Start of DATA

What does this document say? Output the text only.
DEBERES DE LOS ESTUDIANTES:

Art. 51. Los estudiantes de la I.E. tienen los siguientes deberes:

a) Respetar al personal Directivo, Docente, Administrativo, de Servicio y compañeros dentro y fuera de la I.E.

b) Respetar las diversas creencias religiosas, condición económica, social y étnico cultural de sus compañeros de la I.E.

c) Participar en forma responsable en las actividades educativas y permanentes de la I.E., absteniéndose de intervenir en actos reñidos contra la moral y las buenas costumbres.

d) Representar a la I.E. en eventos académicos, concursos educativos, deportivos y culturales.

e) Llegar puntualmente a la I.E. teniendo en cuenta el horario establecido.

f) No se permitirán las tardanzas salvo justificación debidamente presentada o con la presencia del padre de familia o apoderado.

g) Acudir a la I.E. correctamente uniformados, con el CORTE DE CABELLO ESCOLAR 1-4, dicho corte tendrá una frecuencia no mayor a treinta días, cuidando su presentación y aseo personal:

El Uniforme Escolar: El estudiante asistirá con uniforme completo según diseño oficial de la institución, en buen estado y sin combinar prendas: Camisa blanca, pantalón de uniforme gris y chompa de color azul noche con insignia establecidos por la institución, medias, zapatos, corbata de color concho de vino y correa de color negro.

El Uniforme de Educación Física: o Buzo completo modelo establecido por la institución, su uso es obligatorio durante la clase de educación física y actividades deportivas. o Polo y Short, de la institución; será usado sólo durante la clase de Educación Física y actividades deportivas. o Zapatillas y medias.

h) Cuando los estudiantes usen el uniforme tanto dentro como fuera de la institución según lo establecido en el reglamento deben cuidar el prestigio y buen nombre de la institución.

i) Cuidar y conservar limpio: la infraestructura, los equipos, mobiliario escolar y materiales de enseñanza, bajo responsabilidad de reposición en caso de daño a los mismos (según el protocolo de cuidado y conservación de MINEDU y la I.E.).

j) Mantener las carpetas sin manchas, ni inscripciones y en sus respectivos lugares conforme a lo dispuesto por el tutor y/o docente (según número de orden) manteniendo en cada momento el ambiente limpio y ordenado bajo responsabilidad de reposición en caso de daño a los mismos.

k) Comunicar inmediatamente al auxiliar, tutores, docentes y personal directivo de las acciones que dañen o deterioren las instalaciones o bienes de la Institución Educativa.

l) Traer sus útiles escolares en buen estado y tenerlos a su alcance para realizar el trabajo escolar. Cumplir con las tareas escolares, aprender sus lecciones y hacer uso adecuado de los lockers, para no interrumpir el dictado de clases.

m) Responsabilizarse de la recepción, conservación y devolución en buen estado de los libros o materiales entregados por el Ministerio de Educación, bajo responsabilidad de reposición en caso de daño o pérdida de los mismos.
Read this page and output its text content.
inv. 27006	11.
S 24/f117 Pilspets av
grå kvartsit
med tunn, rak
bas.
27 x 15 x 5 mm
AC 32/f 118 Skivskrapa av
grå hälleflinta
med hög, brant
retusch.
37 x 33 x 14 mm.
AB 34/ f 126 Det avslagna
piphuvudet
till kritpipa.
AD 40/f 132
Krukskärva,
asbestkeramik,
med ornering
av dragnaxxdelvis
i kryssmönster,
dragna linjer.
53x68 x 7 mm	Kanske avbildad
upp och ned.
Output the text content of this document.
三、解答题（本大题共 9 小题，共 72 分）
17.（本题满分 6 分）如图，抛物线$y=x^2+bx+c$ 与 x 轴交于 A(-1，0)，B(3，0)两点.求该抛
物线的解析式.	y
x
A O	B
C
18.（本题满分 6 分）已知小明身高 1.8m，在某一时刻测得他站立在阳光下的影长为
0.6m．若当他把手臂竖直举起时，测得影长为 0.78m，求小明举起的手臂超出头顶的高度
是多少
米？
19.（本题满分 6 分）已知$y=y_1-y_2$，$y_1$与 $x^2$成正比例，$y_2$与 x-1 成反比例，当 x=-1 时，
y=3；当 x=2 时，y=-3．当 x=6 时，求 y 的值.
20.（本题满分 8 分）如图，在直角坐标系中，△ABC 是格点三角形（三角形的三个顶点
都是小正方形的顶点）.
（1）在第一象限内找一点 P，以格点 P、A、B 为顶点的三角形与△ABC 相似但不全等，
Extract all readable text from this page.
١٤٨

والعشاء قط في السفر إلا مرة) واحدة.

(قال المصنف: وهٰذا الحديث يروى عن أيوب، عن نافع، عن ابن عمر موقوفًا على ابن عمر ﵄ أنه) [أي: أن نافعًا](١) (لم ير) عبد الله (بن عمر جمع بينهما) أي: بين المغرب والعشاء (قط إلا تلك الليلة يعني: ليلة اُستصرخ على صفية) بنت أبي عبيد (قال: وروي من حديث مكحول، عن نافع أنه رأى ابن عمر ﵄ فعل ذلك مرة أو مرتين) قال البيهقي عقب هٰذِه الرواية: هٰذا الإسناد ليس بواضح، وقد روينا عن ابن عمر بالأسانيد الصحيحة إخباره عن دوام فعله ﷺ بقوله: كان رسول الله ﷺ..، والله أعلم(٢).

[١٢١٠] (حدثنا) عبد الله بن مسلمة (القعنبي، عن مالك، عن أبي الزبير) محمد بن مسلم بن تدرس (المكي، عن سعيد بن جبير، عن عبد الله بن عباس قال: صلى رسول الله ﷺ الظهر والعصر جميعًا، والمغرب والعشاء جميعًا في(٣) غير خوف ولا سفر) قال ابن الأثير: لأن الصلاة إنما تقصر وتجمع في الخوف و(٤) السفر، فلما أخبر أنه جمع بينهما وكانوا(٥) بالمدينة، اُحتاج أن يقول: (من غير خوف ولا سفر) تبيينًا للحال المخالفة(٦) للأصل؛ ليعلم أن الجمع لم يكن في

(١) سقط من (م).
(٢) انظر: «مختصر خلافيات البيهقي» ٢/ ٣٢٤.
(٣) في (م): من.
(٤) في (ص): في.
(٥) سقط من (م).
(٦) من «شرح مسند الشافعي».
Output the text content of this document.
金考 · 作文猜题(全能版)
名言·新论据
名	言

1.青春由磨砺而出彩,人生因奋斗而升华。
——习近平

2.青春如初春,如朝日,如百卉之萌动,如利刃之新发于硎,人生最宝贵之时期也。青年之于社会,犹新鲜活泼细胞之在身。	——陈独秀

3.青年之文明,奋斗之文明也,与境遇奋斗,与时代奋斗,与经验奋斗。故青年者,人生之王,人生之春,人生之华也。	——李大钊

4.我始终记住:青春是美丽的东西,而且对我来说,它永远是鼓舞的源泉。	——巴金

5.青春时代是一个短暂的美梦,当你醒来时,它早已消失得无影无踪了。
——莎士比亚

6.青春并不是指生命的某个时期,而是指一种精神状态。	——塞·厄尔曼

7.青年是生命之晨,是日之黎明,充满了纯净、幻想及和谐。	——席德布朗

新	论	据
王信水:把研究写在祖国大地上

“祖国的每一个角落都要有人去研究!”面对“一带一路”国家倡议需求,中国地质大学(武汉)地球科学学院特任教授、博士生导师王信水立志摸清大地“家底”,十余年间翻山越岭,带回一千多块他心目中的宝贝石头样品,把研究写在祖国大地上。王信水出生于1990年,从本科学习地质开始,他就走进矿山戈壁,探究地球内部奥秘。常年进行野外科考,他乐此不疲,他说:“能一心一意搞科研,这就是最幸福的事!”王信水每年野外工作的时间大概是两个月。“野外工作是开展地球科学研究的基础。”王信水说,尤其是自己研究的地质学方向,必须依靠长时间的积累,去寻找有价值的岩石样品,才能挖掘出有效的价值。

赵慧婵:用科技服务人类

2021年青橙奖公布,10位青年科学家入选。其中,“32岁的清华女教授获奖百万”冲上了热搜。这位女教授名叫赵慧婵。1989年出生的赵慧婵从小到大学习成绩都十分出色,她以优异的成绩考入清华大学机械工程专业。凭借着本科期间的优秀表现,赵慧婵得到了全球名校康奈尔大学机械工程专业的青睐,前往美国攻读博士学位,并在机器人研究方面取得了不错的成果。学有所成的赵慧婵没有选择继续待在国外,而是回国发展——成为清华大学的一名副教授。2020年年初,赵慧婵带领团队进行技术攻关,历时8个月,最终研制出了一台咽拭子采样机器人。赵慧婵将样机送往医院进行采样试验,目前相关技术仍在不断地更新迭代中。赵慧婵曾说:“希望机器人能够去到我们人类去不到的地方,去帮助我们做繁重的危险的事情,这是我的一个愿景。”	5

End of DATA

In the records above, find the lines containing "السفر" and copy them.

والعشاء قط في السفر إلا مرة) واحدة.
[١٢١٠] (حدثنا) عبد الله بن مسلمة (القعنبي، عن مالك، عن أبي الزبير) محمد بن مسلم بن تدرس (المكي، عن سعيد بن جبير، عن عبد الله بن عباس قال: صلى رسول الله ﷺ الظهر والعصر جميعًا، والمغرب والعشاء جميعًا في(٣) غير خوف ولا سفر) قال ابن الأثير: لأن الصلاة إنما تقصر وتجمع في الخوف و(٤) السفر، فلما أخبر أنه جمع بينهما وكانوا(٥) بالمدينة، اُحتاج أن يقول: (من غير خوف ولا سفر) تبيينًا للحال المخالفة(٦) للأصل؛ ليعلم أن الجمع لم يكن في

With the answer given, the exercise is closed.